Given records:
┄┄┄┄┄┄┄┄┄┄┄┄┄┄┄┄┄┄┄┄

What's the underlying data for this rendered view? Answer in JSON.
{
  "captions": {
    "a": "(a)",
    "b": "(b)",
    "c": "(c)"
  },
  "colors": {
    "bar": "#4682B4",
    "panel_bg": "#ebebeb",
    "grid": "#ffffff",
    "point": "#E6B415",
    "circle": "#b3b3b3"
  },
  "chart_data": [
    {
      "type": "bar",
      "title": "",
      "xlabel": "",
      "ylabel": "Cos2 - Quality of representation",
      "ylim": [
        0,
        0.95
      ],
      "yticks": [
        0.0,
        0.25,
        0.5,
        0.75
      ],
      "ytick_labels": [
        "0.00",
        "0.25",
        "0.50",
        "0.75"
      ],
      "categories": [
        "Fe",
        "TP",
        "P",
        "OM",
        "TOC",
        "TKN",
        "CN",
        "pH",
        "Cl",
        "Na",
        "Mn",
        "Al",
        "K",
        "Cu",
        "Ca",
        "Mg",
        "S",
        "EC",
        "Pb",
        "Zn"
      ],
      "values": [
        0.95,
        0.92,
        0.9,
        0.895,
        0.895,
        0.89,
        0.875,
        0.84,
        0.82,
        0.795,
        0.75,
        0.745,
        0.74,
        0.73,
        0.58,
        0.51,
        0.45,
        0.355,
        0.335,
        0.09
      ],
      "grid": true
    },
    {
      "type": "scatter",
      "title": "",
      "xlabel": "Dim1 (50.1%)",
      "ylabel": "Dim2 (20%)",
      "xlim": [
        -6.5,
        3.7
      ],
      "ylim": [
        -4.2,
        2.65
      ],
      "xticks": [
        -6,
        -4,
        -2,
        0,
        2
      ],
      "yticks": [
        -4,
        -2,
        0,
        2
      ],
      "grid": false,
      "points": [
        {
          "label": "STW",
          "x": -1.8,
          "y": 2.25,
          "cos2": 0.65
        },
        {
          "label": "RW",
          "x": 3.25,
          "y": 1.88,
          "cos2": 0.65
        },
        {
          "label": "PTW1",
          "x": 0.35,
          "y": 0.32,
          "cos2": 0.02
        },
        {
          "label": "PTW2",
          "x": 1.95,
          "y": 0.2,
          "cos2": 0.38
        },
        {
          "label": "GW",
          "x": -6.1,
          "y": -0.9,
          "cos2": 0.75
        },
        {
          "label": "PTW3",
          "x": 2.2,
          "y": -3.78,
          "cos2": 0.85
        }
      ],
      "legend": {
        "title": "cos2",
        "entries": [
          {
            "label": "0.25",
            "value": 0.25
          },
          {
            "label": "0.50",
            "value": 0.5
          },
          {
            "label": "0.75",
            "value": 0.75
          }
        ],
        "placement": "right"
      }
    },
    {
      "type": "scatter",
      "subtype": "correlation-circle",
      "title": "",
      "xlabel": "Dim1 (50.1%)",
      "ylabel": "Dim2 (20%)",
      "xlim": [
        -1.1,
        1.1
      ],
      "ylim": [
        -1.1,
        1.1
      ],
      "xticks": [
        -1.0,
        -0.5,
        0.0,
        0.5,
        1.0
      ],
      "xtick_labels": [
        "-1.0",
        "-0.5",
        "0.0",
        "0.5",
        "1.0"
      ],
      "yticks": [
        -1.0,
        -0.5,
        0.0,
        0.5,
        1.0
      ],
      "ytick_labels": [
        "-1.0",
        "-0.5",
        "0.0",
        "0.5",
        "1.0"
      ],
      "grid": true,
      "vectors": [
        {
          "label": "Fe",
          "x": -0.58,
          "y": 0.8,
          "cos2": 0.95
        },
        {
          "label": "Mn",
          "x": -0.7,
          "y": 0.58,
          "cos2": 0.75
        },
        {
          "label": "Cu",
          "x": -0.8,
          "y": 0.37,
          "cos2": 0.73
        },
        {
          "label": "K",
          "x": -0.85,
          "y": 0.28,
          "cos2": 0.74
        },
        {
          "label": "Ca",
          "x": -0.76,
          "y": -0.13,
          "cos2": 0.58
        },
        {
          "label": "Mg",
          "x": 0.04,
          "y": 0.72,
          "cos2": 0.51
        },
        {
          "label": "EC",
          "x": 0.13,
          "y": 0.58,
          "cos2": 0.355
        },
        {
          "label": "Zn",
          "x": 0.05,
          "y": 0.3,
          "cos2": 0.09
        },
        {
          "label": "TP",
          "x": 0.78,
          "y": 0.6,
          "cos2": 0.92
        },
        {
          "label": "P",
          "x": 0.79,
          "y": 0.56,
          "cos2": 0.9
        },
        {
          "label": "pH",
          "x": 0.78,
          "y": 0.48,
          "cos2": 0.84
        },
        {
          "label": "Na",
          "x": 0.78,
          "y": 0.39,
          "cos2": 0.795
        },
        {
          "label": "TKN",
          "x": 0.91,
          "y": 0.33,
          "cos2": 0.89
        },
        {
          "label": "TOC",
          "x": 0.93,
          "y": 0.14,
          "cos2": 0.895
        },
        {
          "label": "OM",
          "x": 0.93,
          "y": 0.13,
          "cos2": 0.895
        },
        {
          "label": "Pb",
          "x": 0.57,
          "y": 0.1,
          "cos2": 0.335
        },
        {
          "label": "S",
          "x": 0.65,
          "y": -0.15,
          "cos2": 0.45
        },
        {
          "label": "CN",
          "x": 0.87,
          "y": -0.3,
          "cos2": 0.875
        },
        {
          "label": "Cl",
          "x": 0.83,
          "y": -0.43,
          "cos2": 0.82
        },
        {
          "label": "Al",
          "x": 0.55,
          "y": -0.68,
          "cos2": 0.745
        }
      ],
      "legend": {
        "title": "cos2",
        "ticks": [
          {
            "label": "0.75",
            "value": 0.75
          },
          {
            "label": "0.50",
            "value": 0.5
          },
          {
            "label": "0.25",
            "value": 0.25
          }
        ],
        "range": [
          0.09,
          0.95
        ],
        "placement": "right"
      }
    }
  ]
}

┄┄┄┄┄┄┄┄┄┄┄┄┄┄┄┄┄┄┄┄

Your instructions:
Exactly as written, please output every entry.

Task solution:
What's the underlying data for this rendered view? Answer in JSON.
{
  "captions": {
    "a": "(a)",
    "b": "(b)",
    "c": "(c)"
  },
  "colors": {
    "bar": "#4682B4",
    "panel_bg": "#ebebeb",
    "grid": "#ffffff",
    "point": "#E6B415",
    "circle": "#b3b3b3"
  },
  "chart_data": [
    {
      "type": "bar",
      "title": "",
      "xlabel": "",
      "ylabel": "Cos2 - Quality of representation",
      "ylim": [
        0,
        0.95
      ],
      "yticks": [
        0.0,
        0.25,
        0.5,
        0.75
      ],
      "ytick_labels": [
        "0.00",
        "0.25",
        "0.50",
        "0.75"
      ],
      "categories": [
        "Fe",
        "TP",
        "P",
        "OM",
        "TOC",
        "TKN",
        "CN",
        "pH",
        "Cl",
        "Na",
        "Mn",
        "Al",
        "K",
        "Cu",
        "Ca",
        "Mg",
        "S",
        "EC",
        "Pb",
        "Zn"
      ],
      "values": [
        0.95,
        0.92,
        0.9,
        0.895,
        0.895,
        0.89,
        0.875,
        0.84,
        0.82,
        0.795,
        0.75,
        0.745,
        0.74,
        0.73,
        0.58,
        0.51,
        0.45,
        0.355,
        0.335,
        0.09
      ],
      "grid": true
    },
    {
      "type": "scatter",
      "title": "",
      "xlabel": "Dim1 (50.1%)",
      "ylabel": "Dim2 (20%)",
      "xlim": [
        -6.5,
        3.7
      ],
      "ylim": [
        -4.2,
        2.65
      ],
      "xticks": [
        -6,
        -4,
        -2,
        0,
        2
      ],
      "yticks": [
        -4,
        -2,
        0,
        2
      ],
      "grid": false,
      "points": [
        {
          "label": "STW",
          "x": -1.8,
          "y": 2.25,
          "cos2": 0.65
        },
        {
          "label": "RW",
          "x": 3.25,
          "y": 1.88,
          "cos2": 0.65
        },
        {
          "label": "PTW1",
          "x": 0.35,
          "y": 0.32,
          "cos2": 0.02
        },
        {
          "label": "PTW2",
          "x": 1.95,
          "y": 0.2,
          "cos2": 0.38
        },
        {
          "label": "GW",
          "x": -6.1,
          "y": -0.9,
          "cos2": 0.75
        },
        {
          "label": "PTW3",
          "x": 2.2,
          "y": -3.78,
          "cos2": 0.85
        }
      ],
      "legend": {
        "title": "cos2",
        "entries": [
          {
            "label": "0.25",
            "value": 0.25
          },
          {
            "label": "0.50",
            "value": 0.5
          },
          {
            "label": "0.75",
            "value": 0.75
          }
        ],
        "placement": "right"
      }
    },
    {
      "type": "scatter",
      "subtype": "correlation-circle",
      "title": "",
      "xlabel": "Dim1 (50.1%)",
      "ylabel": "Dim2 (20%)",
      "xlim": [
        -1.1,
        1.1
      ],
      "ylim": [
        -1.1,
        1.1
      ],
      "xticks": [
        -1.0,
        -0.5,
        0.0,
        0.5,
        1.0
      ],
      "xtick_labels": [
        "-1.0",
        "-0.5",
        "0.0",
        "0.5",
        "1.0"
      ],
      "yticks": [
        -1.0,
        -0.5,
        0.0,
        0.5,
        1.0
      ],
      "ytick_labels": [
        "-1.0",
        "-0.5",
        "0.0",
        "0.5",
        "1.0"
      ],
      "grid": true,
      "vectors": [
        {
          "label": "Fe",
          "x": -0.58,
          "y": 0.8,
          "cos2": 0.95
        },
        {
          "label": "Mn",
          "x": -0.7,
          "y": 0.58,
          "cos2": 0.75
        },
        {
          "label": "Cu",
          "x": -0.8,
          "y": 0.37,
          "cos2": 0.73
        },
        {
          "label": "K",
          "x": -0.85,
          "y": 0.28,
          "cos2": 0.74
        },
        {
          "label": "Ca",
          "x": -0.76,
          "y": -0.13,
          "cos2": 0.58
        },
        {
          "label": "Mg",
          "x": 0.04,
          "y": 0.72,
          "cos2": 0.51
        },
        {
          "label": "EC",
          "x": 0.13,
          "y": 0.58,
          "cos2": 0.355
        },
        {
          "label": "Zn",
          "x": 0.05,
          "y": 0.3,
          "cos2": 0.09
        },
        {
          "label": "TP",
          "x": 0.78,
          "y": 0.6,
          "cos2": 0.92
        },
        {
          "label": "P",
          "x": 0.79,
          "y": 0.56,
          "cos2": 0.9
        },
        {
          "label": "pH",
          "x": 0.78,
          "y": 0.48,
          "cos2": 0.84
        },
        {
          "label": "Na",
          "x": 0.78,
          "y": 0.39,
          "cos2": 0.795
        },
        {
          "label": "TKN",
          "x": 0.91,
          "y": 0.33,
          "cos2": 0.89
        },
        {
          "label": "TOC",
          "x": 0.93,
          "y": 0.14,
          "cos2": 0.895
        },
        {
          "label": "OM",
          "x": 0.93,
          "y": 0.13,
          "cos2": 0.895
        },
        {
          "label": "Pb",
          "x": 0.57,
          "y": 0.1,
          "cos2": 0.335
        },
        {
          "label": "S",
          "x": 0.65,
          "y": -0.15,
          "cos2": 0.45
        },
        {
          "label": "CN",
          "x": 0.87,
          "y": -0.3,
          "cos2": 0.875
        },
        {
          "label": "Cl",
          "x": 0.83,
          "y": -0.43,
          "cos2": 0.82
        },
        {
          "label": "Al",
          "x": 0.55,
          "y": -0.68,
          "cos2": 0.745
        }
      ],
      "legend": {
        "title": "cos2",
        "ticks": [
          {
            "label": "0.75",
            "value": 0.75
          },
          {
            "label": "0.50",
            "value": 0.5
          },
          {
            "label": "0.25",
            "value": 0.25
          }
        ],
        "range": [
          0.09,
          0.95
        ],
        "placement": "right"
      }
    }
  ]
}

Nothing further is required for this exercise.